** start of Data for processing **

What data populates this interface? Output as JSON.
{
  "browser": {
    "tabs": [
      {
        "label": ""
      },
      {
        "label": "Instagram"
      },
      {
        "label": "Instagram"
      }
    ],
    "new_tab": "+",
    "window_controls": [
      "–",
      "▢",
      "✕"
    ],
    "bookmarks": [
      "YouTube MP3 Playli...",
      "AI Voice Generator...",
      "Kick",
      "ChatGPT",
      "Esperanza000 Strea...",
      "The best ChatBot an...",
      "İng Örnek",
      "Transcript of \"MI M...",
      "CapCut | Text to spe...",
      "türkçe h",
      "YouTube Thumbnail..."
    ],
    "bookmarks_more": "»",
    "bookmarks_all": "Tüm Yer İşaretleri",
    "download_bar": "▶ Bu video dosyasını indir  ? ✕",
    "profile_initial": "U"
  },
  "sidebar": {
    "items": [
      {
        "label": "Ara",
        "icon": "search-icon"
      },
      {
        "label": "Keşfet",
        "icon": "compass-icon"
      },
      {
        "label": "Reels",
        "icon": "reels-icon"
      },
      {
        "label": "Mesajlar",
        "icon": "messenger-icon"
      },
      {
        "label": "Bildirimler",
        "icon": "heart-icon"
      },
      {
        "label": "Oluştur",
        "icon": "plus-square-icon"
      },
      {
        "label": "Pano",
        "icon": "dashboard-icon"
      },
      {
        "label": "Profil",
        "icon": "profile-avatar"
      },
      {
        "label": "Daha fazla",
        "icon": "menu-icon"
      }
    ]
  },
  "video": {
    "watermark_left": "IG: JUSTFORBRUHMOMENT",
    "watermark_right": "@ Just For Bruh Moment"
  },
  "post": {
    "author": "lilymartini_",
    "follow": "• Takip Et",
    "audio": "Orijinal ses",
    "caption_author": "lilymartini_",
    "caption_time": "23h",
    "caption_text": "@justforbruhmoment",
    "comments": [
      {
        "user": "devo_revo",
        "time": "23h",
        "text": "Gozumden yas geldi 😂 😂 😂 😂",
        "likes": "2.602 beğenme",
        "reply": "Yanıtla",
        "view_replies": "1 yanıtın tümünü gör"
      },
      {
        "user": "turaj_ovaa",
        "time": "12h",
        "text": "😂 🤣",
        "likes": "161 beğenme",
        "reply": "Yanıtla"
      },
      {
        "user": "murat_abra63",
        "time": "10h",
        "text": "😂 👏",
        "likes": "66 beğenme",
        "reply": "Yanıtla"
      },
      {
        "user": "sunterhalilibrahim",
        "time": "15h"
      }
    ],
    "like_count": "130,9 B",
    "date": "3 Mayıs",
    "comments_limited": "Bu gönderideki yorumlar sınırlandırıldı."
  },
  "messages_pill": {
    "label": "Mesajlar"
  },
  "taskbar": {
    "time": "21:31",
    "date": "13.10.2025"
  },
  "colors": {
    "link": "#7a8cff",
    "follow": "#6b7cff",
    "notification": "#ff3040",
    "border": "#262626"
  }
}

** end of Data for processing **

- [Exercise details] Above are the records; retype them all without a single difference.

- [The solution]
What data populates this interface? Output as JSON.
{
  "browser": {
    "tabs": [
      {
        "label": ""
      },
      {
        "label": "Instagram"
      },
      {
        "label": "Instagram"
      }
    ],
    "new_tab": "+",
    "window_controls": [
      "–",
      "▢",
      "✕"
    ],
    "bookmarks": [
      "YouTube MP3 Playli...",
      "AI Voice Generator...",
      "Kick",
      "ChatGPT",
      "Esperanza000 Strea...",
      "The best ChatBot an...",
      "İng Örnek",
      "Transcript of \"MI M...",
      "CapCut | Text to spe...",
      "türkçe h",
      "YouTube Thumbnail..."
    ],
    "bookmarks_more": "»",
    "bookmarks_all": "Tüm Yer İşaretleri",
    "download_bar": "▶ Bu video dosyasını indir  ? ✕",
    "profile_initial": "U"
  },
  "sidebar": {
    "items": [
      {
        "label": "Ara",
        "icon": "search-icon"
      },
      {
        "label": "Keşfet",
        "icon": "compass-icon"
      },
      {
        "label": "Reels",
        "icon": "reels-icon"
      },
      {
        "label": "Mesajlar",
        "icon": "messenger-icon"
      },
      {
        "label": "Bildirimler",
        "icon": "heart-icon"
      },
      {
        "label": "Oluştur",
        "icon": "plus-square-icon"
      },
      {
        "label": "Pano",
        "icon": "dashboard-icon"
      },
      {
        "label": "Profil",
        "icon": "profile-avatar"
      },
      {
        "label": "Daha fazla",
        "icon": "menu-icon"
      }
    ]
  },
  "video": {
    "watermark_left": "IG: JUSTFORBRUHMOMENT",
    "watermark_right": "@ Just For Bruh Moment"
  },
  "post": {
    "author": "lilymartini_",
    "follow": "• Takip Et",
    "audio": "Orijinal ses",
    "caption_author": "lilymartini_",
    "caption_time": "23h",
    "caption_text": "@justforbruhmoment",
    "comments": [
      {
        "user": "devo_revo",
        "time": "23h",
        "text": "Gozumden yas geldi 😂 😂 😂 😂",
        "likes": "2.602 beğenme",
        "reply": "Yanıtla",
        "view_replies": "1 yanıtın tümünü gör"
      },
      {
        "user": "turaj_ovaa",
        "time": "12h",
        "text": "😂 🤣",
        "likes": "161 beğenme",
        "reply": "Yanıtla"
      },
      {
        "user": "murat_abra63",
        "time": "10h",
        "text": "😂 👏",
        "likes": "66 beğenme",
        "reply": "Yanıtla"
      },
      {
        "user": "sunterhalilibrahim",
        "time": "15h"
      }
    ],
    "like_count": "130,9 B",
    "date": "3 Mayıs",
    "comments_limited": "Bu gönderideki yorumlar sınırlandırıldı."
  },
  "messages_pill": {
    "label": "Mesajlar"
  },
  "taskbar": {
    "time": "21:31",
    "date": "13.10.2025"
  },
  "colors": {
    "link": "#7a8cff",
    "follow": "#6b7cff",
    "notification": "#ff3040",
    "border": "#262626"
  }
}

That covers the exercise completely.